Stored items from a collection
◇ ◇ ◇ ◇
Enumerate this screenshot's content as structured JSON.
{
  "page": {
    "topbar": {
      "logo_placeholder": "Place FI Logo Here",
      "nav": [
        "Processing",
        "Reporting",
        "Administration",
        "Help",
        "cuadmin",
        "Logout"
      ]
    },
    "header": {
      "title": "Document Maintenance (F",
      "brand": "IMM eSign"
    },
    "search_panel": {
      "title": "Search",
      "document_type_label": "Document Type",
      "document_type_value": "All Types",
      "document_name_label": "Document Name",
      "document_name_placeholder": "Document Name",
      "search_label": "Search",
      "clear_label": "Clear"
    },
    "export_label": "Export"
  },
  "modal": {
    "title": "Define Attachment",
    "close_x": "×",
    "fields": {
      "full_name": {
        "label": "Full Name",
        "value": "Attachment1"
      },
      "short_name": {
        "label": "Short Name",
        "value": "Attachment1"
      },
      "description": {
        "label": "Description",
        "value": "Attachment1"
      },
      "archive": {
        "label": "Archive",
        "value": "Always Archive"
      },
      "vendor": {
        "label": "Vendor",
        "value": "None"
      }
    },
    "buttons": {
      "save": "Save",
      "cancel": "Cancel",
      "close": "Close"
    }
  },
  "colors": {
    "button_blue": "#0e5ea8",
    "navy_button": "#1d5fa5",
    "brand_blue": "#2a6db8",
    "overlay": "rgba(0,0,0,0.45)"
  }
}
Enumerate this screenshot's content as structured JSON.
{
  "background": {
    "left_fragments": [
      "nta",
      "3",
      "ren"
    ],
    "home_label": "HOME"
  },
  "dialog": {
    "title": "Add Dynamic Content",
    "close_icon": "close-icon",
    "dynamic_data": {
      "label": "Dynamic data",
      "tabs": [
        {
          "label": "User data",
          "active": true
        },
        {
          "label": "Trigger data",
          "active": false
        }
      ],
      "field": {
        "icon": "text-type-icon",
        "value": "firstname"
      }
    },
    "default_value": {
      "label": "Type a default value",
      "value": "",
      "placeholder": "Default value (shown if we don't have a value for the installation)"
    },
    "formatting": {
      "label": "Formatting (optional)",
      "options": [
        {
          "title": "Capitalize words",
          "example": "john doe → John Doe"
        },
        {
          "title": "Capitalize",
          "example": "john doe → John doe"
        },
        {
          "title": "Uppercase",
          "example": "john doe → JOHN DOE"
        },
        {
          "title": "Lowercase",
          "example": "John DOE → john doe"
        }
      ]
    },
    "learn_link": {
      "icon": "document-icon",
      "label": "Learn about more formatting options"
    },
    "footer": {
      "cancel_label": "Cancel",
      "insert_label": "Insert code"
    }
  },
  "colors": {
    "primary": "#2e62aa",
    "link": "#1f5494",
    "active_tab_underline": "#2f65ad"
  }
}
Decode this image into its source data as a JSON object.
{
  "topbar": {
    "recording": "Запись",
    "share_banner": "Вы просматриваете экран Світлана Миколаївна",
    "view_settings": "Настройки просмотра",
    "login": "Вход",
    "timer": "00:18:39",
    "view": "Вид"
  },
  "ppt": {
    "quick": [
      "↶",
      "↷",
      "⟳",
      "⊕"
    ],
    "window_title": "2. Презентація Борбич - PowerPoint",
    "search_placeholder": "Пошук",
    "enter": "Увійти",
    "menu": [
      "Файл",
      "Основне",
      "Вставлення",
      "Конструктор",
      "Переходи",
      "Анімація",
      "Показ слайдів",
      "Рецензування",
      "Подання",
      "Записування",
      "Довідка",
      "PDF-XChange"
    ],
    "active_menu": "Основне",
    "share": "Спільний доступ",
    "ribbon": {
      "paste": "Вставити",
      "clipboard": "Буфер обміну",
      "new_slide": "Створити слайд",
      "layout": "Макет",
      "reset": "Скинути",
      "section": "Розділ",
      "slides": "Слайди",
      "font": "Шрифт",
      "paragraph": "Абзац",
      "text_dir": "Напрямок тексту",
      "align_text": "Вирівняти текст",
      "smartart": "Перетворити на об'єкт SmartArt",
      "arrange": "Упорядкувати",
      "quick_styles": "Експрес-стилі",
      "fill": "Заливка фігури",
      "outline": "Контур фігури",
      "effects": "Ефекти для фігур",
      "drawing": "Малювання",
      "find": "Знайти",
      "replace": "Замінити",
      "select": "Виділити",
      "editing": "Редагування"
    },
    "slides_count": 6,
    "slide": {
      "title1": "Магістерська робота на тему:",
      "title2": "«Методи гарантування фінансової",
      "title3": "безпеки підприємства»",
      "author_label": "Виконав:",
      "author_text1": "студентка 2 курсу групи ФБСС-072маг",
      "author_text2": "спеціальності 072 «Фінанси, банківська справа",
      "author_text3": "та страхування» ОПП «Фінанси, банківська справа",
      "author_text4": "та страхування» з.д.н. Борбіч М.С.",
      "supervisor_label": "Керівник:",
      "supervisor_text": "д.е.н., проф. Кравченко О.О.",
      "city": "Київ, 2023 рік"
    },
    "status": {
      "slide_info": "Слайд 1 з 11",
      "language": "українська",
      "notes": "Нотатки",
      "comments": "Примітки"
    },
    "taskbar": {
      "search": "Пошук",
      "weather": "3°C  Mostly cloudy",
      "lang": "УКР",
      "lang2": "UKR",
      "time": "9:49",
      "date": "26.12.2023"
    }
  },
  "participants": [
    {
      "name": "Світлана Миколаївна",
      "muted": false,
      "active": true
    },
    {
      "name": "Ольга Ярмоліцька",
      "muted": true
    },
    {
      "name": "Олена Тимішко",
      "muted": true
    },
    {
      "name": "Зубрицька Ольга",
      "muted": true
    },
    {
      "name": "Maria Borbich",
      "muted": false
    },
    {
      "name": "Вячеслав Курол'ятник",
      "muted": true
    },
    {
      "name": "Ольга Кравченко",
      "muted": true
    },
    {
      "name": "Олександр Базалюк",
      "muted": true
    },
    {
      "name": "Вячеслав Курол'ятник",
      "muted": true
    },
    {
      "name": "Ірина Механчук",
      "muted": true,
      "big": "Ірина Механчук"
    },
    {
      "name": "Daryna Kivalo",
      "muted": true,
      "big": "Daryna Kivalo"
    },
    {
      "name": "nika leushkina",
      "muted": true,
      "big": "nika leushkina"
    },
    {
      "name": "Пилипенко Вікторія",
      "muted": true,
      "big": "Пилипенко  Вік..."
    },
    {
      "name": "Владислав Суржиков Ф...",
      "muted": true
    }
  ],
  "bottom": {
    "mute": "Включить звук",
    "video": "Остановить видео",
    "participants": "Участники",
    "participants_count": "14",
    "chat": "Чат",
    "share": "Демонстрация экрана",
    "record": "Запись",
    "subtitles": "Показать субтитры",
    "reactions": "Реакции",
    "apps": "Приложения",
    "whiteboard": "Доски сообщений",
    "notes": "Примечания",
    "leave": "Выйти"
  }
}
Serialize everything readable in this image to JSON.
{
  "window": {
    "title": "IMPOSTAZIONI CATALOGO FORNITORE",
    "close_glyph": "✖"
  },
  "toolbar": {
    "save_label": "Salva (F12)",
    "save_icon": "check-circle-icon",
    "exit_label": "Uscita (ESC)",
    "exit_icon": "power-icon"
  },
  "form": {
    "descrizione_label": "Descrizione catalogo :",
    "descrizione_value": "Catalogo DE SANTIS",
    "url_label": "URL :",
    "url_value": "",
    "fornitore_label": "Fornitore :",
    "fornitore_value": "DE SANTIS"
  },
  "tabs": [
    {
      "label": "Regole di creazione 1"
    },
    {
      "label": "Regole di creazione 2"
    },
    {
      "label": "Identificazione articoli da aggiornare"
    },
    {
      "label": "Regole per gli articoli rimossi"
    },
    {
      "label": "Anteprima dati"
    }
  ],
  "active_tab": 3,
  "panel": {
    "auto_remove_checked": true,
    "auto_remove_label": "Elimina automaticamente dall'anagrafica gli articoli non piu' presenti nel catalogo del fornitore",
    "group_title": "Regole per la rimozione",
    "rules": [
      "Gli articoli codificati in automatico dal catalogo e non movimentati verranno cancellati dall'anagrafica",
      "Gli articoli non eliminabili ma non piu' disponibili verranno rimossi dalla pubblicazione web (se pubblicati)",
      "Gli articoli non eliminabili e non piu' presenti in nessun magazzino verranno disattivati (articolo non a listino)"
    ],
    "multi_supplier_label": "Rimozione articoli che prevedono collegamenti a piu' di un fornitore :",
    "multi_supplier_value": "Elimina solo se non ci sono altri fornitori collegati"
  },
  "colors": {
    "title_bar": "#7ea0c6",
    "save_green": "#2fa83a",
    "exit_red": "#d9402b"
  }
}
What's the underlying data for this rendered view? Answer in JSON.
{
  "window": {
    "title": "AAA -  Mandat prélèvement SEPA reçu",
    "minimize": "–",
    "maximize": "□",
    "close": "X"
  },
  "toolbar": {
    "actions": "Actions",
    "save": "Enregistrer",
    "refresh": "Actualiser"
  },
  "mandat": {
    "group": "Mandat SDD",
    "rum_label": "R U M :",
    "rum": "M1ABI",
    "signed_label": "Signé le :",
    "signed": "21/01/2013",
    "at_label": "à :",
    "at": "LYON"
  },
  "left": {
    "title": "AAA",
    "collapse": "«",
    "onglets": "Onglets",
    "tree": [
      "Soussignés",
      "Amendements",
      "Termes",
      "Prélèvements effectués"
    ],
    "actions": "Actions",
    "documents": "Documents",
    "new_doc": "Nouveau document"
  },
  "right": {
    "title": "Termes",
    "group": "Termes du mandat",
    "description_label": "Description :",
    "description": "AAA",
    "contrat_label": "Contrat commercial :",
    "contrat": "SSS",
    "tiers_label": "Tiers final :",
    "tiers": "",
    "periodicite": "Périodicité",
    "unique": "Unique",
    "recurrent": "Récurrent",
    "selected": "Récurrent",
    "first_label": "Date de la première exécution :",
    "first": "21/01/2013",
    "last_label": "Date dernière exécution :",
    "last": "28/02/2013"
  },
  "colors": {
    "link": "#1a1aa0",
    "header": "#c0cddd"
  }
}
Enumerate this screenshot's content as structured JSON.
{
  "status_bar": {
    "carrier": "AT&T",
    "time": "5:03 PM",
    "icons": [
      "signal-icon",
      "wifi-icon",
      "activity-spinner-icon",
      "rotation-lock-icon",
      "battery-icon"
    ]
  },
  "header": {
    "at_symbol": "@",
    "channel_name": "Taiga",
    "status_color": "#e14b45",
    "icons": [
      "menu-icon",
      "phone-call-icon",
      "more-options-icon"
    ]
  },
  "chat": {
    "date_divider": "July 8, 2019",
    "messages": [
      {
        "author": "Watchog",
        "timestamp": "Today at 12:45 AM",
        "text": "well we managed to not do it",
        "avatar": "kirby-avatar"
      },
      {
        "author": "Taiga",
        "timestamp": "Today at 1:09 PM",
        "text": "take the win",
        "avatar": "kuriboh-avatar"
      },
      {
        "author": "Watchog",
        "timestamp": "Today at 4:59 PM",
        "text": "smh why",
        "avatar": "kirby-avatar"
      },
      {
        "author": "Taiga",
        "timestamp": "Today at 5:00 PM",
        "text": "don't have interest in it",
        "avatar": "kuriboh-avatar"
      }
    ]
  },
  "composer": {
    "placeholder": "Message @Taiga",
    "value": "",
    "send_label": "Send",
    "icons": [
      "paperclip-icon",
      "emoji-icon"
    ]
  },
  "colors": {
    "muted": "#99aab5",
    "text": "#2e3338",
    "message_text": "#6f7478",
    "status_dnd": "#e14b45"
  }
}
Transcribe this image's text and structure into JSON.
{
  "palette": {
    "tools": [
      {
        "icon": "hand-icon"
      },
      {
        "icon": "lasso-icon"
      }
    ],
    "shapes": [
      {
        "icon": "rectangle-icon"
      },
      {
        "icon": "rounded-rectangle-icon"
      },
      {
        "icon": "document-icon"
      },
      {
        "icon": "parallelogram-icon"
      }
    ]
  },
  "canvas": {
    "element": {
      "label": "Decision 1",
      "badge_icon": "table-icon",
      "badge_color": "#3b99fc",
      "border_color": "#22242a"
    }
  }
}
◇ ◇ ◇ ◇
Aim
Give the number of lines in the records above that contain the word "articoli". Reply with that number alone.

Solution
7